:: Exercise requirements ::
Nothing in the data may be altered; copy it all exactly.
== Segment start ==
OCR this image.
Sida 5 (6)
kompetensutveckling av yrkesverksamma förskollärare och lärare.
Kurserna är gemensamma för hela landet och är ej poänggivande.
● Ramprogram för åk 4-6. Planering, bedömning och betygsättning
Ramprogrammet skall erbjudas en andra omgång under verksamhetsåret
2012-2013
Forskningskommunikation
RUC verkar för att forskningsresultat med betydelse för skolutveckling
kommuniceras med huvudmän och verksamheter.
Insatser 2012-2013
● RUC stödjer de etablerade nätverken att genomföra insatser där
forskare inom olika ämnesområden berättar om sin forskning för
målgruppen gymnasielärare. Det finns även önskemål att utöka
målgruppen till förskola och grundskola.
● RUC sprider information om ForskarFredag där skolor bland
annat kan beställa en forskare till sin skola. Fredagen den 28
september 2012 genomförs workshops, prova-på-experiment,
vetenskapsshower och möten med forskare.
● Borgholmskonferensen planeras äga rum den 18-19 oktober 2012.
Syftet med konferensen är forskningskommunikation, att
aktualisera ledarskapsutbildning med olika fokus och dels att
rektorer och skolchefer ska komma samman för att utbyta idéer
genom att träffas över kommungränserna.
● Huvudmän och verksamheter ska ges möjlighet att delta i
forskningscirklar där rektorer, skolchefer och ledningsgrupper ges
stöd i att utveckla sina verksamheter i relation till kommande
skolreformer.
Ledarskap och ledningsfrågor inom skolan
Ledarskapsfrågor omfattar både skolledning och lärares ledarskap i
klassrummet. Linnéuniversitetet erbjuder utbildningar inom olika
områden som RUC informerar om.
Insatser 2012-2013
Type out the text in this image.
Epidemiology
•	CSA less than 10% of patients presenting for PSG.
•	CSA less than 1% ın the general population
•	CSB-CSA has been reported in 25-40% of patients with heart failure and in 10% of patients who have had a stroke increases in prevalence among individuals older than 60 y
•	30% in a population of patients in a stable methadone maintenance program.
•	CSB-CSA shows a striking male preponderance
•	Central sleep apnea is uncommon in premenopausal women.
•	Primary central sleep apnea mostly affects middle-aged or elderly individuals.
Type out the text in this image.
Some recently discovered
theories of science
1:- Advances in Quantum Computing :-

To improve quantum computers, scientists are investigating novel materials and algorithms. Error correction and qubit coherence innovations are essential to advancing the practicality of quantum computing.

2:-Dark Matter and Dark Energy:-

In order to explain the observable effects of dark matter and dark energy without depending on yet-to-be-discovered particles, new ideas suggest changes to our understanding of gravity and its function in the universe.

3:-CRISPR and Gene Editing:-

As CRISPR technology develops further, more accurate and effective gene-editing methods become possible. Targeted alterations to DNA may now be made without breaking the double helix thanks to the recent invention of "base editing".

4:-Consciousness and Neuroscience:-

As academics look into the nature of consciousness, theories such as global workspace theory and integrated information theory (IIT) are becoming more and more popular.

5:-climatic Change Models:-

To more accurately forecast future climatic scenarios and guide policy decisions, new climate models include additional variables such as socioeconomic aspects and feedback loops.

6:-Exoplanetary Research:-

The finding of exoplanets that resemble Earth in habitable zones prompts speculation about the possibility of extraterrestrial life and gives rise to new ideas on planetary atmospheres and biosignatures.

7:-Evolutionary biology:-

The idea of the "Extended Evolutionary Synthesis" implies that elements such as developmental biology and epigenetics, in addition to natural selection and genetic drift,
== Segment end ==
:: Solution for this exercise ::
OCR this image.
Sida 5 (6)
kompetensutveckling av yrkesverksamma förskollärare och lärare.
Kurserna är gemensamma för hela landet och är ej poänggivande.
● Ramprogram för åk 4-6. Planering, bedömning och betygsättning
Ramprogrammet skall erbjudas en andra omgång under verksamhetsåret
2012-2013
Forskningskommunikation
RUC verkar för att forskningsresultat med betydelse för skolutveckling
kommuniceras med huvudmän och verksamheter.
Insatser 2012-2013
● RUC stödjer de etablerade nätverken att genomföra insatser där
forskare inom olika ämnesområden berättar om sin forskning för
målgruppen gymnasielärare. Det finns även önskemål att utöka
målgruppen till förskola och grundskola.
● RUC sprider information om ForskarFredag där skolor bland
annat kan beställa en forskare till sin skola. Fredagen den 28
september 2012 genomförs workshops, prova-på-experiment,
vetenskapsshower och möten med forskare.
● Borgholmskonferensen planeras äga rum den 18-19 oktober 2012.
Syftet med konferensen är forskningskommunikation, att
aktualisera ledarskapsutbildning med olika fokus och dels att
rektorer och skolchefer ska komma samman för att utbyta idéer
genom att träffas över kommungränserna.
● Huvudmän och verksamheter ska ges möjlighet att delta i
forskningscirklar där rektorer, skolchefer och ledningsgrupper ges
stöd i att utveckla sina verksamheter i relation till kommande
skolreformer.
Ledarskap och ledningsfrågor inom skolan
Ledarskapsfrågor omfattar både skolledning och lärares ledarskap i
klassrummet. Linnéuniversitetet erbjuder utbildningar inom olika
områden som RUC informerar om.
Insatser 2012-2013
Type out the text in this image.
Epidemiology
•	CSA less than 10% of patients presenting for PSG.
•	CSA less than 1% ın the general population
•	CSB-CSA has been reported in 25-40% of patients with heart failure and in 10% of patients who have had a stroke increases in prevalence among individuals older than 60 y
•	30% in a population of patients in a stable methadone maintenance program.
•	CSB-CSA shows a striking male preponderance
•	Central sleep apnea is uncommon in premenopausal women.
•	Primary central sleep apnea mostly affects middle-aged or elderly individuals.
Type out the text in this image.
Some recently discovered
theories of science
1:- Advances in Quantum Computing :-

To improve quantum computers, scientists are investigating novel materials and algorithms. Error correction and qubit coherence innovations are essential to advancing the practicality of quantum computing.

2:-Dark Matter and Dark Energy:-

In order to explain the observable effects of dark matter and dark energy without depending on yet-to-be-discovered particles, new ideas suggest changes to our understanding of gravity and its function in the universe.

3:-CRISPR and Gene Editing:-

As CRISPR technology develops further, more accurate and effective gene-editing methods become possible. Targeted alterations to DNA may now be made without breaking the double helix thanks to the recent invention of "base editing".

4:-Consciousness and Neuroscience:-

As academics look into the nature of consciousness, theories such as global workspace theory and integrated information theory (IIT) are becoming more and more popular.

5:-climatic Change Models:-

To more accurately forecast future climatic scenarios and guide policy decisions, new climate models include additional variables such as socioeconomic aspects and feedback loops.

6:-Exoplanetary Research:-

The finding of exoplanets that resemble Earth in habitable zones prompts speculation about the possibility of extraterrestrial life and gives rise to new ideas on planetary atmospheres and biosignatures.

7:-Evolutionary biology:-

The idea of the "Extended Evolutionary Synthesis" implies that elements such as developmental biology and epigenetics, in addition to natural selection and genetic drift,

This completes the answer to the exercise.